*** Entries shown ***

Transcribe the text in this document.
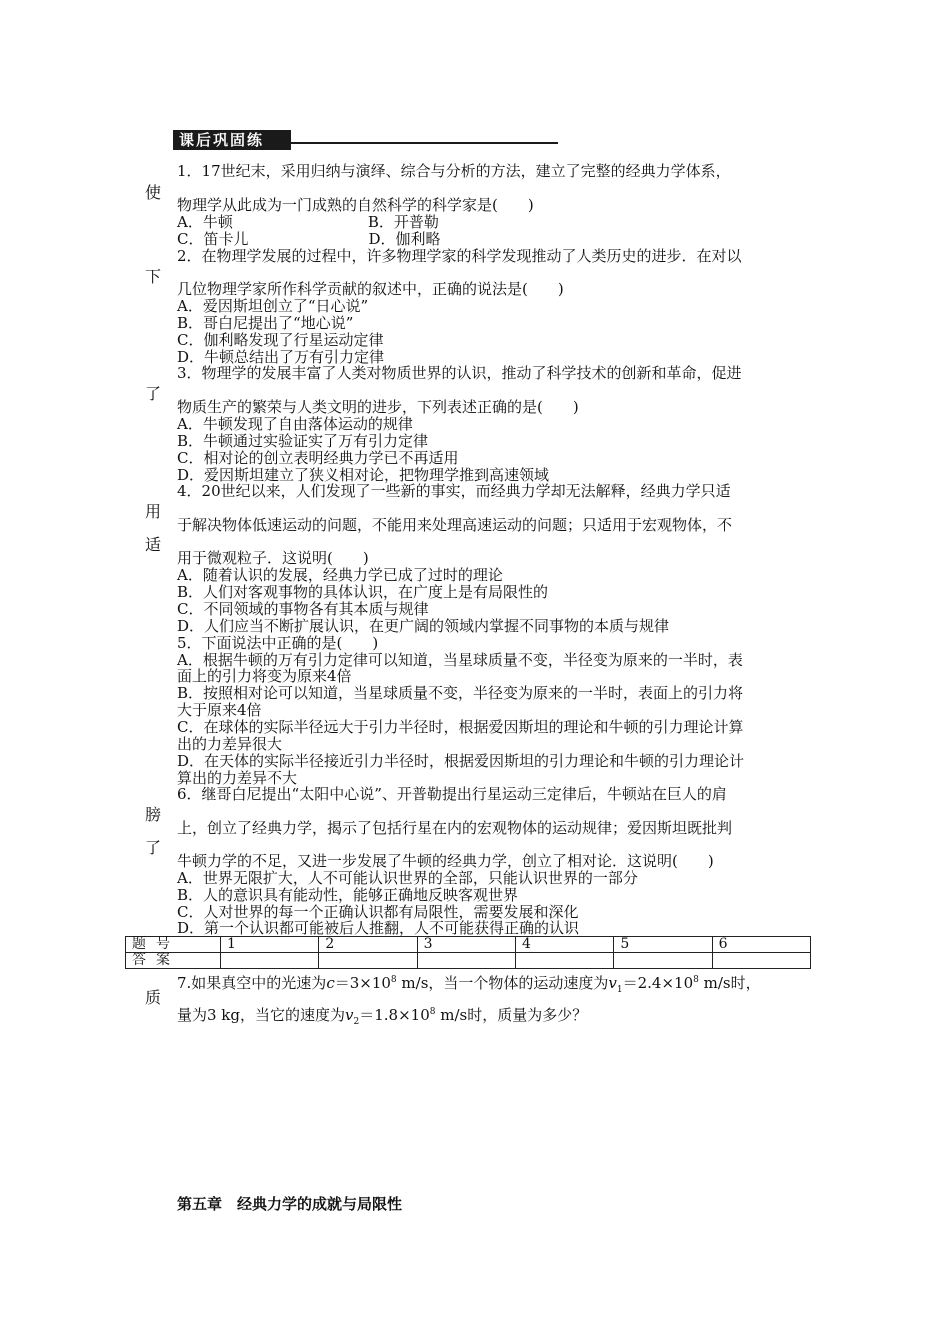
课后巩固练
使
下
了
用
适
膀
了
质
1．17世纪末，采用归纳与演绎、综合与分析的方法，建立了完整的经典力学体系，
物理学从此成为一门成熟的自然科学的科学家是(　　)
A．牛顿　　　　　　　　　B．开普勒
C．笛卡儿　　　　　　　　D．伽利略
2．在物理学发展的过程中，许多物理学家的科学发现推动了人类历史的进步．在对以
几位物理学家所作科学贡献的叙述中，正确的说法是(　　)
A．爱因斯坦创立了“日心说”
B．哥白尼提出了“地心说”
C．伽利略发现了行星运动定律
D．牛顿总结出了万有引力定律
3．物理学的发展丰富了人类对物质世界的认识，推动了科学技术的创新和革命，促进
物质生产的繁荣与人类文明的进步，下列表述正确的是(　　)
A．牛顿发现了自由落体运动的规律
B．牛顿通过实验证实了万有引力定律
C．相对论的创立表明经典力学已不再适用
D．爱因斯坦建立了狭义相对论，把物理学推到高速领域
4．20世纪以来，人们发现了一些新的事实，而经典力学却无法解释，经典力学只适
于解决物体低速运动的问题，不能用来处理高速运动的问题；只适用于宏观物体，不
用于微观粒子．这说明(　　)
A．随着认识的发展，经典力学已成了过时的理论
B．人们对客观事物的具体认识，在广度上是有局限性的
C．不同领域的事物各有其本质与规律
D．人们应当不断扩展认识，在更广阔的领域内掌握不同事物的本质与规律
5．下面说法中正确的是(　　)
A．根据牛顿的万有引力定律可以知道，当星球质量不变，半径变为原来的一半时，表
面上的引力将变为原来4倍
B．按照相对论可以知道，当星球质量不变，半径变为原来的一半时，表面上的引力将
大于原来4倍
C．在球体的实际半径远大于引力半径时，根据爱因斯坦的理论和牛顿的引力理论计算
出的力差异很大
D．在天体的实际半径接近引力半径时，根据爱因斯坦的引力理论和牛顿的引力理论计
算出的力差异不大
6．继哥白尼提出“太阳中心说”、开普勒提出行星运动三定律后，牛顿站在巨人的肩
上，创立了经典力学，揭示了包括行星在内的宏观物体的运动规律；爱因斯坦既批判
牛顿力学的不足，又进一步发展了牛顿的经典力学，创立了相对论．这说明(　　)
A．世界无限扩大，人不可能认识世界的全部，只能认识世界的一部分
B．人的意识具有能动性，能够正确地反映客观世界
C．人对世界的每一个正确认识都有局限性，需要发展和深化
D．第一个认识都可能被后人推翻，人不可能获得正确的认识
题号	1	2	3	4	5	6
答案						
7.如果真空中的光速为$c=3\times 10^8$ m/s，当一个物体的运动速度为$v_1=2.4\times 10^8$ m/s时，
量为3 kg，当它的速度为$v_2=1.8\times 10^8$ m/s时，质量为多少？
第五章　经典力学的成就与局限性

***

■ Task to carry out ■
Show each line of the listing that holds the string "半径变为原来的一半时".

■ Task solution ■
A．根据牛顿的万有引力定律可以知道，当星球质量不变，半径变为原来的一半时，表
B．按照相对论可以知道，当星球质量不变，半径变为原来的一半时，表面上的引力将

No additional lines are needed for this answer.